— START Entries supplied —

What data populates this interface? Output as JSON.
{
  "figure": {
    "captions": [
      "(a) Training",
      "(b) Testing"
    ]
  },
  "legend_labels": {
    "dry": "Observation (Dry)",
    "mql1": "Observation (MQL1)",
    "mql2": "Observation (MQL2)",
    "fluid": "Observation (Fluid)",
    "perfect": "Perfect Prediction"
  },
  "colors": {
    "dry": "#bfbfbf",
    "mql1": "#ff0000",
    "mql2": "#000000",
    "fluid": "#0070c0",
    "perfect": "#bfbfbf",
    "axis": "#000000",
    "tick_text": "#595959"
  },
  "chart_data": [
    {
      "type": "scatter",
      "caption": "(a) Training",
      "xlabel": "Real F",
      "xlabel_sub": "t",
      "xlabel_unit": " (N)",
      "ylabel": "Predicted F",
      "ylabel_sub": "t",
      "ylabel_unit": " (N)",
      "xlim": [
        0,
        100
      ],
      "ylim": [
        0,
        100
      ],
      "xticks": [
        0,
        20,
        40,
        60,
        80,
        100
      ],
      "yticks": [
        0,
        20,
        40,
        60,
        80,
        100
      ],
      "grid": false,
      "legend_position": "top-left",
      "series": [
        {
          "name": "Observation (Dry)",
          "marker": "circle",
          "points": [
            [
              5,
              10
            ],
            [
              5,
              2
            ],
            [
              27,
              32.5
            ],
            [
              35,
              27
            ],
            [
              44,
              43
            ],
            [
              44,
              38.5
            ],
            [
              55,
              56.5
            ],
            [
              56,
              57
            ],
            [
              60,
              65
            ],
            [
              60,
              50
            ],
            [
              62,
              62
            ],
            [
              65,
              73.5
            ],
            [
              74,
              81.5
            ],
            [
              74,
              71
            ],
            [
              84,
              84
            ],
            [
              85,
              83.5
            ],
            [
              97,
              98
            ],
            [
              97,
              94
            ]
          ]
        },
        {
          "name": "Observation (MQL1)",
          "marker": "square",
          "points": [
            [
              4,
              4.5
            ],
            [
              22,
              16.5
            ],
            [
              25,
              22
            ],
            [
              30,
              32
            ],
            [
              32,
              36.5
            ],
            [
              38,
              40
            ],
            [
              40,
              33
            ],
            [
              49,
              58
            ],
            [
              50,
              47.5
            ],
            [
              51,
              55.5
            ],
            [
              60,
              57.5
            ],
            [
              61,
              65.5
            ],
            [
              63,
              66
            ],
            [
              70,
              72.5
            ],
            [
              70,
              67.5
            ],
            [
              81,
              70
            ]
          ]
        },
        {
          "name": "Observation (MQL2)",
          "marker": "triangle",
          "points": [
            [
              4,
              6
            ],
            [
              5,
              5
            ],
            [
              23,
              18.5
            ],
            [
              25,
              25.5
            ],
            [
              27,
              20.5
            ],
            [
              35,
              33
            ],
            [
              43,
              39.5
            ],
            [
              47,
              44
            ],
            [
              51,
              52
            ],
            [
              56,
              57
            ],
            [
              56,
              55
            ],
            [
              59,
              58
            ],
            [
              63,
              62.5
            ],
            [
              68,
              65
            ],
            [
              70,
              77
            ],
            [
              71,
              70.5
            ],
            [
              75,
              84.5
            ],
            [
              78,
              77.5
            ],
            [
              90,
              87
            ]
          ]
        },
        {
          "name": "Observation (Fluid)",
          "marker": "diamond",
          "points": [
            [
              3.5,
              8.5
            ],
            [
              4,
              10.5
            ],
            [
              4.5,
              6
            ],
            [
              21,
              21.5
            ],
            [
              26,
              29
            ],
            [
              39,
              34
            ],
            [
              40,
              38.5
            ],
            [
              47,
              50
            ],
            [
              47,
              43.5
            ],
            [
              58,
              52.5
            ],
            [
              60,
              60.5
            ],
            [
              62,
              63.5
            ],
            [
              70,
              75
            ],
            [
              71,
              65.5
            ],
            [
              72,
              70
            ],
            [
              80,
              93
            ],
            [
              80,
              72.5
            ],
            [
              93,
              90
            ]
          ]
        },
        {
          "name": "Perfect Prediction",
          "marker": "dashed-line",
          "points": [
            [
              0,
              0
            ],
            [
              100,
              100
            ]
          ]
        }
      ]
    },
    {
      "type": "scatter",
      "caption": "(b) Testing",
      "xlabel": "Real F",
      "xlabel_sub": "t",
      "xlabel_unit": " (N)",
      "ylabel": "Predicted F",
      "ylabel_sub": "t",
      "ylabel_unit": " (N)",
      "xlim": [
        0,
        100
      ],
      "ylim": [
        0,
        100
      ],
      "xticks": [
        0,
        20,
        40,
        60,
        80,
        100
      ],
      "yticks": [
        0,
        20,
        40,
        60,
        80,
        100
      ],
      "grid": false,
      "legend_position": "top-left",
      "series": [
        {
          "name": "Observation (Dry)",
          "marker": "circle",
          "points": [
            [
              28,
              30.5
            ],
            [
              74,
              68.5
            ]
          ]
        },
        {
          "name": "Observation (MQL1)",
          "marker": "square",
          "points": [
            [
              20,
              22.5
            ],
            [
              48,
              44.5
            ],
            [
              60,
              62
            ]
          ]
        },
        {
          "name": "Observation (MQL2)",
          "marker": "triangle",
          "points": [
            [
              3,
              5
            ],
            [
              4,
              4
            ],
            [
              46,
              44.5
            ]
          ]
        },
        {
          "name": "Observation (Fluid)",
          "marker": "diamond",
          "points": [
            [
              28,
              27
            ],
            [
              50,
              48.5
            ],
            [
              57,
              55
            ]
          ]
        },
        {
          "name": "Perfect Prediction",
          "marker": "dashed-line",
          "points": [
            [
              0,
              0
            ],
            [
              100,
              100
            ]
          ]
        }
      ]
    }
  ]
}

— END Entries supplied —

__Problem to solve__
Give the records above again, word for word.

__The result__
What data populates this interface? Output as JSON.
{
  "figure": {
    "captions": [
      "(a) Training",
      "(b) Testing"
    ]
  },
  "legend_labels": {
    "dry": "Observation (Dry)",
    "mql1": "Observation (MQL1)",
    "mql2": "Observation (MQL2)",
    "fluid": "Observation (Fluid)",
    "perfect": "Perfect Prediction"
  },
  "colors": {
    "dry": "#bfbfbf",
    "mql1": "#ff0000",
    "mql2": "#000000",
    "fluid": "#0070c0",
    "perfect": "#bfbfbf",
    "axis": "#000000",
    "tick_text": "#595959"
  },
  "chart_data": [
    {
      "type": "scatter",
      "caption": "(a) Training",
      "xlabel": "Real F",
      "xlabel_sub": "t",
      "xlabel_unit": " (N)",
      "ylabel": "Predicted F",
      "ylabel_sub": "t",
      "ylabel_unit": " (N)",
      "xlim": [
        0,
        100
      ],
      "ylim": [
        0,
        100
      ],
      "xticks": [
        0,
        20,
        40,
        60,
        80,
        100
      ],
      "yticks": [
        0,
        20,
        40,
        60,
        80,
        100
      ],
      "grid": false,
      "legend_position": "top-left",
      "series": [
        {
          "name": "Observation (Dry)",
          "marker": "circle",
          "points": [
            [
              5,
              10
            ],
            [
              5,
              2
            ],
            [
              27,
              32.5
            ],
            [
              35,
              27
            ],
            [
              44,
              43
            ],
            [
              44,
              38.5
            ],
            [
              55,
              56.5
            ],
            [
              56,
              57
            ],
            [
              60,
              65
            ],
            [
              60,
              50
            ],
            [
              62,
              62
            ],
            [
              65,
              73.5
            ],
            [
              74,
              81.5
            ],
            [
              74,
              71
            ],
            [
              84,
              84
            ],
            [
              85,
              83.5
            ],
            [
              97,
              98
            ],
            [
              97,
              94
            ]
          ]
        },
        {
          "name": "Observation (MQL1)",
          "marker": "square",
          "points": [
            [
              4,
              4.5
            ],
            [
              22,
              16.5
            ],
            [
              25,
              22
            ],
            [
              30,
              32
            ],
            [
              32,
              36.5
            ],
            [
              38,
              40
            ],
            [
              40,
              33
            ],
            [
              49,
              58
            ],
            [
              50,
              47.5
            ],
            [
              51,
              55.5
            ],
            [
              60,
              57.5
            ],
            [
              61,
              65.5
            ],
            [
              63,
              66
            ],
            [
              70,
              72.5
            ],
            [
              70,
              67.5
            ],
            [
              81,
              70
            ]
          ]
        },
        {
          "name": "Observation (MQL2)",
          "marker": "triangle",
          "points": [
            [
              4,
              6
            ],
            [
              5,
              5
            ],
            [
              23,
              18.5
            ],
            [
              25,
              25.5
            ],
            [
              27,
              20.5
            ],
            [
              35,
              33
            ],
            [
              43,
              39.5
            ],
            [
              47,
              44
            ],
            [
              51,
              52
            ],
            [
              56,
              57
            ],
            [
              56,
              55
            ],
            [
              59,
              58
            ],
            [
              63,
              62.5
            ],
            [
              68,
              65
            ],
            [
              70,
              77
            ],
            [
              71,
              70.5
            ],
            [
              75,
              84.5
            ],
            [
              78,
              77.5
            ],
            [
              90,
              87
            ]
          ]
        },
        {
          "name": "Observation (Fluid)",
          "marker": "diamond",
          "points": [
            [
              3.5,
              8.5
            ],
            [
              4,
              10.5
            ],
            [
              4.5,
              6
            ],
            [
              21,
              21.5
            ],
            [
              26,
              29
            ],
            [
              39,
              34
            ],
            [
              40,
              38.5
            ],
            [
              47,
              50
            ],
            [
              47,
              43.5
            ],
            [
              58,
              52.5
            ],
            [
              60,
              60.5
            ],
            [
              62,
              63.5
            ],
            [
              70,
              75
            ],
            [
              71,
              65.5
            ],
            [
              72,
              70
            ],
            [
              80,
              93
            ],
            [
              80,
              72.5
            ],
            [
              93,
              90
            ]
          ]
        },
        {
          "name": "Perfect Prediction",
          "marker": "dashed-line",
          "points": [
            [
              0,
              0
            ],
            [
              100,
              100
            ]
          ]
        }
      ]
    },
    {
      "type": "scatter",
      "caption": "(b) Testing",
      "xlabel": "Real F",
      "xlabel_sub": "t",
      "xlabel_unit": " (N)",
      "ylabel": "Predicted F",
      "ylabel_sub": "t",
      "ylabel_unit": " (N)",
      "xlim": [
        0,
        100
      ],
      "ylim": [
        0,
        100
      ],
      "xticks": [
        0,
        20,
        40,
        60,
        80,
        100
      ],
      "yticks": [
        0,
        20,
        40,
        60,
        80,
        100
      ],
      "grid": false,
      "legend_position": "top-left",
      "series": [
        {
          "name": "Observation (Dry)",
          "marker": "circle",
          "points": [
            [
              28,
              30.5
            ],
            [
              74,
              68.5
            ]
          ]
        },
        {
          "name": "Observation (MQL1)",
          "marker": "square",
          "points": [
            [
              20,
              22.5
            ],
            [
              48,
              44.5
            ],
            [
              60,
              62
            ]
          ]
        },
        {
          "name": "Observation (MQL2)",
          "marker": "triangle",
          "points": [
            [
              3,
              5
            ],
            [
              4,
              4
            ],
            [
              46,
              44.5
            ]
          ]
        },
        {
          "name": "Observation (Fluid)",
          "marker": "diamond",
          "points": [
            [
              28,
              27
            ],
            [
              50,
              48.5
            ],
            [
              57,
              55
            ]
          ]
        },
        {
          "name": "Perfect Prediction",
          "marker": "dashed-line",
          "points": [
            [
              0,
              0
            ],
            [
              100,
              100
            ]
          ]
        }
      ]
    }
  ]
}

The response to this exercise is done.